Collected data:
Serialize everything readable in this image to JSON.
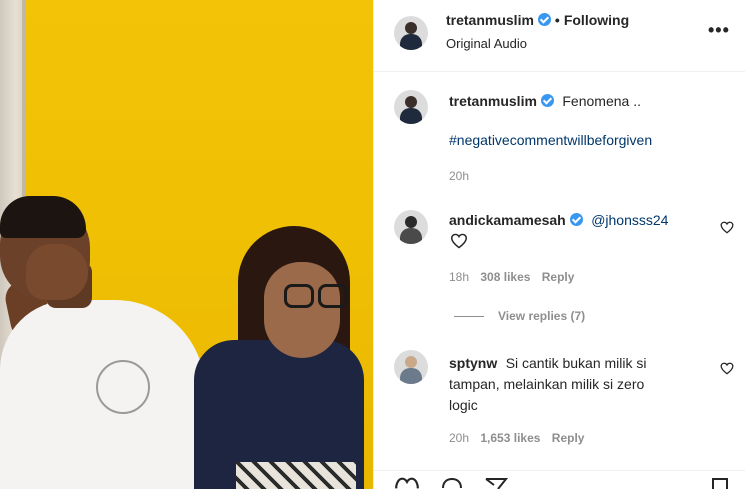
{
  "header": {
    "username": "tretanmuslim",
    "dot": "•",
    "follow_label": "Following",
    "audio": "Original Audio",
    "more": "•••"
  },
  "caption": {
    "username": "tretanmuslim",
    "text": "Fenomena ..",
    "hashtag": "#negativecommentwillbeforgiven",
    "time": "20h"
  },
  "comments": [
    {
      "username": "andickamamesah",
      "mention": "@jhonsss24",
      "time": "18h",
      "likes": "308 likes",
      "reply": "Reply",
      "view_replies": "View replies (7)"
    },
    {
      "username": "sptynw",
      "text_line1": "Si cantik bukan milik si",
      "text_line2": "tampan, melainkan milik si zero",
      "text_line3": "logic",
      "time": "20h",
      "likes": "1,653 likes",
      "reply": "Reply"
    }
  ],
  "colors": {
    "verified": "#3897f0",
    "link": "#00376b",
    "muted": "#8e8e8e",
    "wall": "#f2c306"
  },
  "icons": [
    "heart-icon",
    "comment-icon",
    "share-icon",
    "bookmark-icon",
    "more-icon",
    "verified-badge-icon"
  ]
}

...

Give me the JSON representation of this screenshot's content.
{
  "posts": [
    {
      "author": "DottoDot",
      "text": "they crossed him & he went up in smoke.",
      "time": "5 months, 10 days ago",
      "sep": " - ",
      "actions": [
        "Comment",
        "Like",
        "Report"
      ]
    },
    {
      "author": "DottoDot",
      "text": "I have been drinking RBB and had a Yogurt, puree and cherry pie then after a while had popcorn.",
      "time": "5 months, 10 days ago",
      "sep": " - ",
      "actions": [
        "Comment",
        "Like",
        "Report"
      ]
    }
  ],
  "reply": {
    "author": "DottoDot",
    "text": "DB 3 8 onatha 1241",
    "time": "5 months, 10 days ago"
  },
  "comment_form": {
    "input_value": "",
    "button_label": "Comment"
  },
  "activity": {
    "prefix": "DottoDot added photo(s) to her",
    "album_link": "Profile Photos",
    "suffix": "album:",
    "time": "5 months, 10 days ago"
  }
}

==

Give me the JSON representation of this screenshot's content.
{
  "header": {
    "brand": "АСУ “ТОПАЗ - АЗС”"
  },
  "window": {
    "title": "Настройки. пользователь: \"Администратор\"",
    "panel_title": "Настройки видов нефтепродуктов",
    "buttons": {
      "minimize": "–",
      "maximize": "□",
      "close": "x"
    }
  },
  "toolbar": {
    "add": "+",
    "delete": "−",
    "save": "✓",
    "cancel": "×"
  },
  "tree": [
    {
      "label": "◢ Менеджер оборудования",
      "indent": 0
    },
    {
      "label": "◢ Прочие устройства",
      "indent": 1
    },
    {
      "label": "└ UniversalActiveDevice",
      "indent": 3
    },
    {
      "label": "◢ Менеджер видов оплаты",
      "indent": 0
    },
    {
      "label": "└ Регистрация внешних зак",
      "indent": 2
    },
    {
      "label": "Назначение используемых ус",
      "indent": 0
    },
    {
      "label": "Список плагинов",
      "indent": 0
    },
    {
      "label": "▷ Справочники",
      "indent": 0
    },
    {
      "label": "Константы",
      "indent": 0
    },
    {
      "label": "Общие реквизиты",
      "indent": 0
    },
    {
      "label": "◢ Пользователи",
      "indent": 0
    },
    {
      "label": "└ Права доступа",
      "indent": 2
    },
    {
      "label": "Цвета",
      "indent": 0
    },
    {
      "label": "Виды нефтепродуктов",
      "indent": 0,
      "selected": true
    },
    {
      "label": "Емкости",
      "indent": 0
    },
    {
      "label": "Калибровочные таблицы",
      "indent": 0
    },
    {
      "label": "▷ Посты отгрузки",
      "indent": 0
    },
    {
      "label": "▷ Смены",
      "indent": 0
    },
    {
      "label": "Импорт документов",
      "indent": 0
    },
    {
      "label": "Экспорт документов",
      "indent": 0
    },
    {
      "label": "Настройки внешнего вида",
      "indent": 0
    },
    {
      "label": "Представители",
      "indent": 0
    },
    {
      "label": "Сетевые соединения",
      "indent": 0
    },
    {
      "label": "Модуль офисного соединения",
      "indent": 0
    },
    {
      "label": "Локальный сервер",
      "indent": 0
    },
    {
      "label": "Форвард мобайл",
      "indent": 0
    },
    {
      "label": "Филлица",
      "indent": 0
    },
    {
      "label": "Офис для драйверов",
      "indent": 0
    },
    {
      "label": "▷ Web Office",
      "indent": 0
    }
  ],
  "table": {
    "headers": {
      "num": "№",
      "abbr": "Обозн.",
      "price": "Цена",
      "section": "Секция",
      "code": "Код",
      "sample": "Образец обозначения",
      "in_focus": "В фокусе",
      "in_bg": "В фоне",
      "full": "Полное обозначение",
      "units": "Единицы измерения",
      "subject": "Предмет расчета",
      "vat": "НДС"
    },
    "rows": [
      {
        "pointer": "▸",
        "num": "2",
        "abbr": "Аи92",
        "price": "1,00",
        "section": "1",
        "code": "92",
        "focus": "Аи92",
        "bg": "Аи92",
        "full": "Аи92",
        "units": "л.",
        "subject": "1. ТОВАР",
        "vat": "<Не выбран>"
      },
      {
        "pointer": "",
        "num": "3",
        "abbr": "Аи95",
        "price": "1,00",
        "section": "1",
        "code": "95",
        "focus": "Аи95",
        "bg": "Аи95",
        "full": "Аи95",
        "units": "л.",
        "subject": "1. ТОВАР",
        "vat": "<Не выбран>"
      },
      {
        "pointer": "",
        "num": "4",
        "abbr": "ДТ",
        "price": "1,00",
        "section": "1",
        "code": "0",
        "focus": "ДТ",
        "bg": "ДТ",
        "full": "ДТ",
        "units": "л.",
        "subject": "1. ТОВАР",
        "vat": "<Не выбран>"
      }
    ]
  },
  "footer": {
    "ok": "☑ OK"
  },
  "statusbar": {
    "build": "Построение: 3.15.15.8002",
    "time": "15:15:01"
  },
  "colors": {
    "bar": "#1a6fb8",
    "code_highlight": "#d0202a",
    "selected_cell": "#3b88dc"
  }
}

What this task involves:
Every line in the data above that contains "verified" needs to be copied.

Solution:
    "verified": "#3897f0",
    "verified-badge-icon"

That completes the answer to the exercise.